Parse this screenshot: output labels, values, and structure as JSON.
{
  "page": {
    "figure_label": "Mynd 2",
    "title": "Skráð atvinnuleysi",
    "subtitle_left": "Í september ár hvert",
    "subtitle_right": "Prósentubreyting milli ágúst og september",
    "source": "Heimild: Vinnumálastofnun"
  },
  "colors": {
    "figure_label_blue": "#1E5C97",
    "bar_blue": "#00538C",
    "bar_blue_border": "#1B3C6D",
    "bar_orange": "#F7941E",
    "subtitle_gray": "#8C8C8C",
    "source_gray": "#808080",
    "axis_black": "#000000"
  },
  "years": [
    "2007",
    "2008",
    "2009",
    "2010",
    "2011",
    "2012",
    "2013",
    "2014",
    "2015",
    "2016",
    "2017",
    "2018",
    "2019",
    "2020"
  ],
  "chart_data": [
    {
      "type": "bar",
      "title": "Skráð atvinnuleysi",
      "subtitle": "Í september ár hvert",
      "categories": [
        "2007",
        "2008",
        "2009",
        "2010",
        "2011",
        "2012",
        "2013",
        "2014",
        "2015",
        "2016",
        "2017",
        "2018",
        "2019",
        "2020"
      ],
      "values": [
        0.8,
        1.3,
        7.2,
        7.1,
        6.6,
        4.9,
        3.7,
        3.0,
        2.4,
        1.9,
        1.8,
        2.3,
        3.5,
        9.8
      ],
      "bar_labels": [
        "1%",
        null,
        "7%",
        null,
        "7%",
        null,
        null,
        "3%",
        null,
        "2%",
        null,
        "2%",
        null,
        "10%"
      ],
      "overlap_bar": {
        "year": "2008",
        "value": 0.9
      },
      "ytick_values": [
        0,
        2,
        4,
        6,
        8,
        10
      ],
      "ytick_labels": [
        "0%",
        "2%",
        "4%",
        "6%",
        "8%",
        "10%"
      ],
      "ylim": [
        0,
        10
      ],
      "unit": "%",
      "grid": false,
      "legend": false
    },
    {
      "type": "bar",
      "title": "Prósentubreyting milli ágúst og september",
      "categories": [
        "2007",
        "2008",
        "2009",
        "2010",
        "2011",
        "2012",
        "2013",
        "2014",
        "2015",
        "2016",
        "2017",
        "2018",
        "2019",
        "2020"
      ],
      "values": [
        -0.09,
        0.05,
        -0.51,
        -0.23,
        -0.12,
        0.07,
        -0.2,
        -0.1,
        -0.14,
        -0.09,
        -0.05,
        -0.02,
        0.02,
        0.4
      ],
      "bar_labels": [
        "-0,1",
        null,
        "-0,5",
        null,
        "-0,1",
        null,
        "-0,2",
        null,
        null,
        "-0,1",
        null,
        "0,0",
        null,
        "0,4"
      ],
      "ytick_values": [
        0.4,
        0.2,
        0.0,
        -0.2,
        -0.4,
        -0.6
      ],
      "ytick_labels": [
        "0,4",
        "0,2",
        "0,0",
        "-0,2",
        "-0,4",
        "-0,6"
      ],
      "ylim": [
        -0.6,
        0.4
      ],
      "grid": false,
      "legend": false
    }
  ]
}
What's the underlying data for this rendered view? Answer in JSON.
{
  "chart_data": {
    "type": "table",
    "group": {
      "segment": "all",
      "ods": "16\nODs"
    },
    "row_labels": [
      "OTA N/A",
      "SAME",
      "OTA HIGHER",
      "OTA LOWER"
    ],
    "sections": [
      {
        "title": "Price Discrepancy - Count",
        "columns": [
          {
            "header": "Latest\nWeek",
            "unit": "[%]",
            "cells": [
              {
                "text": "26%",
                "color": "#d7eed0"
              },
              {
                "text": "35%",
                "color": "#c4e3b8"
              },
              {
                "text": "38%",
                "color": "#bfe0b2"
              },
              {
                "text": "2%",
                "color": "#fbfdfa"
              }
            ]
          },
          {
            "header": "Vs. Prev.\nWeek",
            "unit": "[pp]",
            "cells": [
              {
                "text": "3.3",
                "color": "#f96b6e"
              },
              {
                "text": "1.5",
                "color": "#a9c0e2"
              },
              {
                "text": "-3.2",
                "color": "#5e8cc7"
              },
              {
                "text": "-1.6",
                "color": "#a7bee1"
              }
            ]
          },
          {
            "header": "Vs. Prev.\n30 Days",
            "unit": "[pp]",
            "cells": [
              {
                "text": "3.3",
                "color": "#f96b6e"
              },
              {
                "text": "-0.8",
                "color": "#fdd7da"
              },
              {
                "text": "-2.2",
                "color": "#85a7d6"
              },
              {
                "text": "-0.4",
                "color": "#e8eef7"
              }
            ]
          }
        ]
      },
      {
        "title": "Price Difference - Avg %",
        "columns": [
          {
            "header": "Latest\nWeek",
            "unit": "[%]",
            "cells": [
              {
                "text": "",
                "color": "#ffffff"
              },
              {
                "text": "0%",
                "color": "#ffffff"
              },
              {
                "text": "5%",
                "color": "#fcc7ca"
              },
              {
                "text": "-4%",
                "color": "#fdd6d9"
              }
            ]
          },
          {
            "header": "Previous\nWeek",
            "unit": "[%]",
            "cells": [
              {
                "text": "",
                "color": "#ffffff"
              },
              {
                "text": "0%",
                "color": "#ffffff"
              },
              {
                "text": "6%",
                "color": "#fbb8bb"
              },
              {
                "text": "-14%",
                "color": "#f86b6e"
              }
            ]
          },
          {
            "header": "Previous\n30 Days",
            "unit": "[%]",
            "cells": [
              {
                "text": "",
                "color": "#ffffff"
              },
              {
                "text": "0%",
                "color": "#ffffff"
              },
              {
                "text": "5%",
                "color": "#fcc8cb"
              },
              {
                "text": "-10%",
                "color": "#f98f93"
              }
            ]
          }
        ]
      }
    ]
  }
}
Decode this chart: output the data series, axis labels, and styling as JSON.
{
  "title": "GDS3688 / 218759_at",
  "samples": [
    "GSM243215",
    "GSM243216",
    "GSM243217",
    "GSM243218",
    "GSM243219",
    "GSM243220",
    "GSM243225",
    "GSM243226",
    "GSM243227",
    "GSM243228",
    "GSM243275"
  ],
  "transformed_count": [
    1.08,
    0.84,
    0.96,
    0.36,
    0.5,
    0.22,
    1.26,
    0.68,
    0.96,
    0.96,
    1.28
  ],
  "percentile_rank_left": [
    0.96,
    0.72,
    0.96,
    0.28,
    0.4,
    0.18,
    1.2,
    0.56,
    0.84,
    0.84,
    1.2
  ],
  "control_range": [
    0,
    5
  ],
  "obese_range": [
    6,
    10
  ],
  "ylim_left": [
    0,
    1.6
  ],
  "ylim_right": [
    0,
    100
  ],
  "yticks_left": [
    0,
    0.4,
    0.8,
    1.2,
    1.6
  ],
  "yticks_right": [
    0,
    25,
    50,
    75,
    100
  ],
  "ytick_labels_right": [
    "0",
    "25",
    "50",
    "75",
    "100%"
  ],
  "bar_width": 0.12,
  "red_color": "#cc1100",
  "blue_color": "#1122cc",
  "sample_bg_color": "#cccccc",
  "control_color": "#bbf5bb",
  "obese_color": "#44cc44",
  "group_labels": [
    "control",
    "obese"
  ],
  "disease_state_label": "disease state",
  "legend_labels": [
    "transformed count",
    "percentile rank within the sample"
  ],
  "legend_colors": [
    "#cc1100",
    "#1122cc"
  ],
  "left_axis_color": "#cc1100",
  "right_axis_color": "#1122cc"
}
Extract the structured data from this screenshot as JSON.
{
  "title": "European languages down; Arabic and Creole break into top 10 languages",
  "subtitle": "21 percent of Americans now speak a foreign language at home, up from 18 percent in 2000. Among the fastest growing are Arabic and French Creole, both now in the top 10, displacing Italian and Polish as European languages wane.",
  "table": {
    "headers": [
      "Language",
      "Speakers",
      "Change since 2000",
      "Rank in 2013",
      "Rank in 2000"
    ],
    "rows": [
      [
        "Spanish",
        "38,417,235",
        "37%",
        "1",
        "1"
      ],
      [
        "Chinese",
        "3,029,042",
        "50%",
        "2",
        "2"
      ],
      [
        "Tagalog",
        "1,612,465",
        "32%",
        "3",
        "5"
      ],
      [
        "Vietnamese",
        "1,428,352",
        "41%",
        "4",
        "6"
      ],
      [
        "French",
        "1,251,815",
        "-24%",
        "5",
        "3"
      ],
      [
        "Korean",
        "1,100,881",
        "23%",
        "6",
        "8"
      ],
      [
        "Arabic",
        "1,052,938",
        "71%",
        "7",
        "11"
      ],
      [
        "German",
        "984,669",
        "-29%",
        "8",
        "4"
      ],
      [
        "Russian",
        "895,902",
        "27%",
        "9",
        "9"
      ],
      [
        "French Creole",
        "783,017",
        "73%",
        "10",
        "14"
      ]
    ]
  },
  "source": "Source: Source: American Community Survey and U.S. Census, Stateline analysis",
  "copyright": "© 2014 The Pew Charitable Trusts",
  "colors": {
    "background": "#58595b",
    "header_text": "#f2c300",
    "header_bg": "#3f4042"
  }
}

===

▶ [Exercise details] Which lines above hold the word "French"? Copy each of them.

▶ [Exercise response]
  "subtitle": "21 percent of Americans now speak a foreign language at home, up from 18 percent in 2000. Among the fastest growing are Arabic and French Creole, both now in the top 10, displacing Italian and Polish as European languages wane.",
        "French",
        "French Creole",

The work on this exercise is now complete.